**AIM:** Select from the records below every line that has the word "color" in it.

— Start SUPPLIED MATERIAL —

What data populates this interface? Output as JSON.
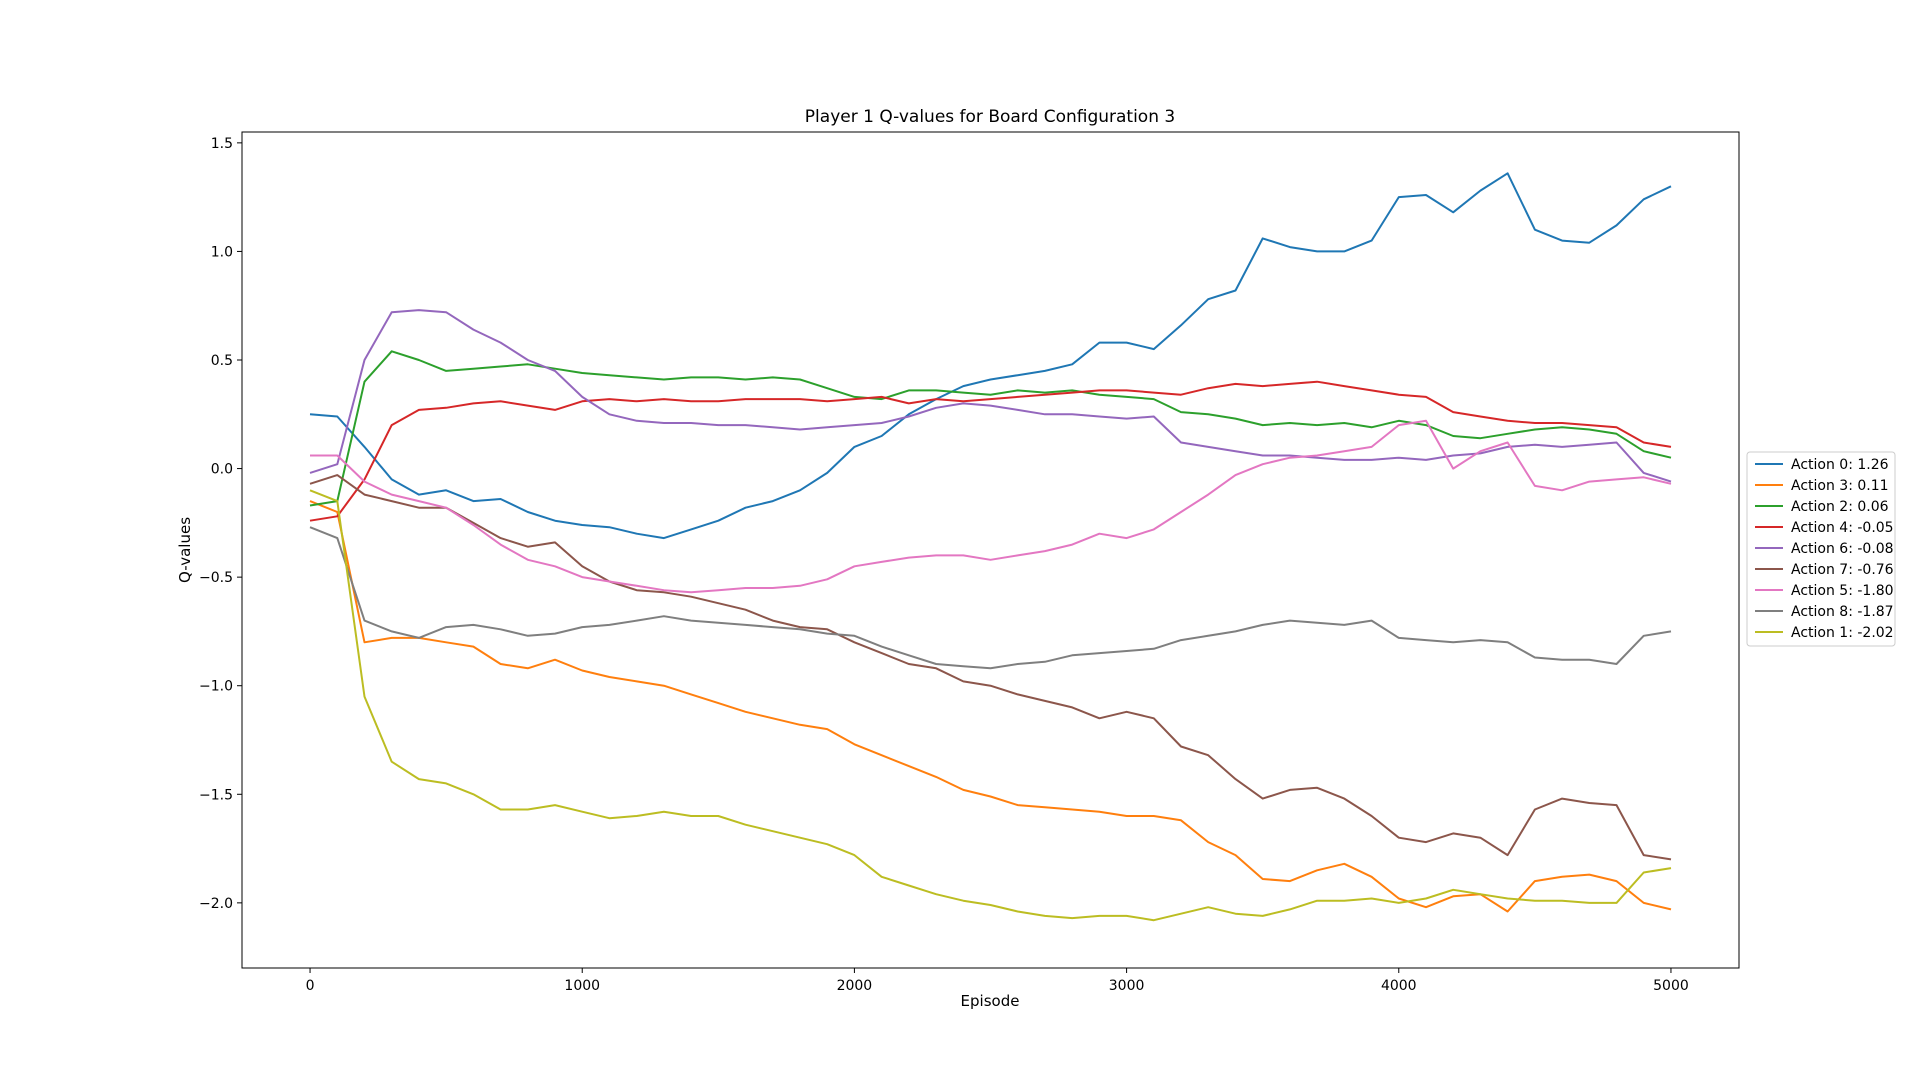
{
  "chart_data": {
    "type": "line",
    "title": "Player 1 Q-values for Board Configuration 3",
    "xlabel": "Episode",
    "ylabel": "Q-values",
    "xlim": [
      -250,
      5250
    ],
    "ylim": [
      -2.3,
      1.55
    ],
    "xticks": [
      0,
      1000,
      2000,
      3000,
      4000,
      5000
    ],
    "yticks": [
      1.5,
      1.0,
      0.5,
      0.0,
      -0.5,
      -1.0,
      -1.5,
      -2.0
    ],
    "xtick_labels": [
      "0",
      "1000",
      "2000",
      "3000",
      "4000",
      "5000"
    ],
    "ytick_labels": [
      "1.5",
      "1.0",
      "0.5",
      "0.0",
      "−0.5",
      "−1.0",
      "−1.5",
      "−2.0"
    ],
    "grid": false,
    "legend_position": "right-outside",
    "x": [
      0,
      100,
      200,
      300,
      400,
      500,
      600,
      700,
      800,
      900,
      1000,
      1100,
      1200,
      1300,
      1400,
      1500,
      1600,
      1700,
      1800,
      1900,
      2000,
      2100,
      2200,
      2300,
      2400,
      2500,
      2600,
      2700,
      2800,
      2900,
      3000,
      3100,
      3200,
      3300,
      3400,
      3500,
      3600,
      3700,
      3800,
      3900,
      4000,
      4100,
      4200,
      4300,
      4400,
      4500,
      4600,
      4700,
      4800,
      4900,
      5000
    ],
    "series": [
      {
        "name": "Action 0: 1.26",
        "color": "#1f77b4",
        "values": [
          0.25,
          0.24,
          0.1,
          -0.05,
          -0.12,
          -0.1,
          -0.15,
          -0.14,
          -0.2,
          -0.24,
          -0.26,
          -0.27,
          -0.3,
          -0.32,
          -0.28,
          -0.24,
          -0.18,
          -0.15,
          -0.1,
          -0.02,
          0.1,
          0.15,
          0.25,
          0.32,
          0.38,
          0.41,
          0.43,
          0.45,
          0.48,
          0.58,
          0.58,
          0.55,
          0.66,
          0.78,
          0.82,
          1.06,
          1.02,
          1.0,
          1.0,
          1.05,
          1.25,
          1.26,
          1.18,
          1.28,
          1.36,
          1.1,
          1.05,
          1.04,
          1.12,
          1.24,
          1.3
        ]
      },
      {
        "name": "Action 3: 0.11",
        "color": "#ff7f0e",
        "values": [
          -0.15,
          -0.2,
          -0.8,
          -0.78,
          -0.78,
          -0.8,
          -0.82,
          -0.9,
          -0.92,
          -0.88,
          -0.93,
          -0.96,
          -0.98,
          -1.0,
          -1.04,
          -1.08,
          -1.12,
          -1.15,
          -1.18,
          -1.2,
          -1.27,
          -1.32,
          -1.37,
          -1.42,
          -1.48,
          -1.51,
          -1.55,
          -1.56,
          -1.57,
          -1.58,
          -1.6,
          -1.6,
          -1.62,
          -1.72,
          -1.78,
          -1.89,
          -1.9,
          -1.85,
          -1.82,
          -1.88,
          -1.98,
          -2.02,
          -1.97,
          -1.96,
          -2.04,
          -1.9,
          -1.88,
          -1.87,
          -1.9,
          -2.0,
          -2.03
        ]
      },
      {
        "name": "Action 2: 0.06",
        "color": "#2ca02c",
        "values": [
          -0.17,
          -0.15,
          0.4,
          0.54,
          0.5,
          0.45,
          0.46,
          0.47,
          0.48,
          0.46,
          0.44,
          0.43,
          0.42,
          0.41,
          0.42,
          0.42,
          0.41,
          0.42,
          0.41,
          0.37,
          0.33,
          0.32,
          0.36,
          0.36,
          0.35,
          0.34,
          0.36,
          0.35,
          0.36,
          0.34,
          0.33,
          0.32,
          0.26,
          0.25,
          0.23,
          0.2,
          0.21,
          0.2,
          0.21,
          0.19,
          0.22,
          0.2,
          0.15,
          0.14,
          0.16,
          0.18,
          0.19,
          0.18,
          0.16,
          0.08,
          0.05
        ]
      },
      {
        "name": "Action 4: -0.05",
        "color": "#d62728",
        "values": [
          -0.24,
          -0.22,
          -0.05,
          0.2,
          0.27,
          0.28,
          0.3,
          0.31,
          0.29,
          0.27,
          0.31,
          0.32,
          0.31,
          0.32,
          0.31,
          0.31,
          0.32,
          0.32,
          0.32,
          0.31,
          0.32,
          0.33,
          0.3,
          0.32,
          0.31,
          0.32,
          0.33,
          0.34,
          0.35,
          0.36,
          0.36,
          0.35,
          0.34,
          0.37,
          0.39,
          0.38,
          0.39,
          0.4,
          0.38,
          0.36,
          0.34,
          0.33,
          0.26,
          0.24,
          0.22,
          0.21,
          0.21,
          0.2,
          0.19,
          0.12,
          0.1
        ]
      },
      {
        "name": "Action 6: -0.08",
        "color": "#9467bd",
        "values": [
          -0.02,
          0.02,
          0.5,
          0.72,
          0.73,
          0.72,
          0.64,
          0.58,
          0.5,
          0.45,
          0.33,
          0.25,
          0.22,
          0.21,
          0.21,
          0.2,
          0.2,
          0.19,
          0.18,
          0.19,
          0.2,
          0.21,
          0.24,
          0.28,
          0.3,
          0.29,
          0.27,
          0.25,
          0.25,
          0.24,
          0.23,
          0.24,
          0.12,
          0.1,
          0.08,
          0.06,
          0.06,
          0.05,
          0.04,
          0.04,
          0.05,
          0.04,
          0.06,
          0.07,
          0.1,
          0.11,
          0.1,
          0.11,
          0.12,
          -0.02,
          -0.06
        ]
      },
      {
        "name": "Action 7: -0.76",
        "color": "#8c564b",
        "values": [
          -0.07,
          -0.03,
          -0.12,
          -0.15,
          -0.18,
          -0.18,
          -0.25,
          -0.32,
          -0.36,
          -0.34,
          -0.45,
          -0.52,
          -0.56,
          -0.57,
          -0.59,
          -0.62,
          -0.65,
          -0.7,
          -0.73,
          -0.74,
          -0.8,
          -0.85,
          -0.9,
          -0.92,
          -0.98,
          -1.0,
          -1.04,
          -1.07,
          -1.1,
          -1.15,
          -1.12,
          -1.15,
          -1.28,
          -1.32,
          -1.43,
          -1.52,
          -1.48,
          -1.47,
          -1.52,
          -1.6,
          -1.7,
          -1.72,
          -1.68,
          -1.7,
          -1.78,
          -1.57,
          -1.52,
          -1.54,
          -1.55,
          -1.78,
          -1.8
        ]
      },
      {
        "name": "Action 5: -1.80",
        "color": "#e377c2",
        "values": [
          0.06,
          0.06,
          -0.06,
          -0.12,
          -0.15,
          -0.18,
          -0.26,
          -0.35,
          -0.42,
          -0.45,
          -0.5,
          -0.52,
          -0.54,
          -0.56,
          -0.57,
          -0.56,
          -0.55,
          -0.55,
          -0.54,
          -0.51,
          -0.45,
          -0.43,
          -0.41,
          -0.4,
          -0.4,
          -0.42,
          -0.4,
          -0.38,
          -0.35,
          -0.3,
          -0.32,
          -0.28,
          -0.2,
          -0.12,
          -0.03,
          0.02,
          0.05,
          0.06,
          0.08,
          0.1,
          0.2,
          0.22,
          0.0,
          0.08,
          0.12,
          -0.08,
          -0.1,
          -0.06,
          -0.05,
          -0.04,
          -0.07
        ]
      },
      {
        "name": "Action 8: -1.87",
        "color": "#7f7f7f",
        "values": [
          -0.27,
          -0.32,
          -0.7,
          -0.75,
          -0.78,
          -0.73,
          -0.72,
          -0.74,
          -0.77,
          -0.76,
          -0.73,
          -0.72,
          -0.7,
          -0.68,
          -0.7,
          -0.71,
          -0.72,
          -0.73,
          -0.74,
          -0.76,
          -0.77,
          -0.82,
          -0.86,
          -0.9,
          -0.91,
          -0.92,
          -0.9,
          -0.89,
          -0.86,
          -0.85,
          -0.84,
          -0.83,
          -0.79,
          -0.77,
          -0.75,
          -0.72,
          -0.7,
          -0.71,
          -0.72,
          -0.7,
          -0.78,
          -0.79,
          -0.8,
          -0.79,
          -0.8,
          -0.87,
          -0.88,
          -0.88,
          -0.9,
          -0.77,
          -0.75
        ]
      },
      {
        "name": "Action 1: -2.02",
        "color": "#bcbd22",
        "values": [
          -0.1,
          -0.15,
          -1.05,
          -1.35,
          -1.43,
          -1.45,
          -1.5,
          -1.57,
          -1.57,
          -1.55,
          -1.58,
          -1.61,
          -1.6,
          -1.58,
          -1.6,
          -1.6,
          -1.64,
          -1.67,
          -1.7,
          -1.73,
          -1.78,
          -1.88,
          -1.92,
          -1.96,
          -1.99,
          -2.01,
          -2.04,
          -2.06,
          -2.07,
          -2.06,
          -2.06,
          -2.08,
          -2.05,
          -2.02,
          -2.05,
          -2.06,
          -2.03,
          -1.99,
          -1.99,
          -1.98,
          -2.0,
          -1.98,
          -1.94,
          -1.96,
          -1.98,
          -1.99,
          -1.99,
          -2.0,
          -2.0,
          -1.86,
          -1.84
        ]
      }
    ]
  }
}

— End SUPPLIED MATERIAL —

**ANSWER TO THIS TASK:**
        "color": "#1f77b4",
        "color": "#ff7f0e",
        "color": "#2ca02c",
        "color": "#d62728",
        "color": "#9467bd",
        "color": "#8c564b",
        "color": "#e377c2",
        "color": "#7f7f7f",
        "color": "#bcbd22",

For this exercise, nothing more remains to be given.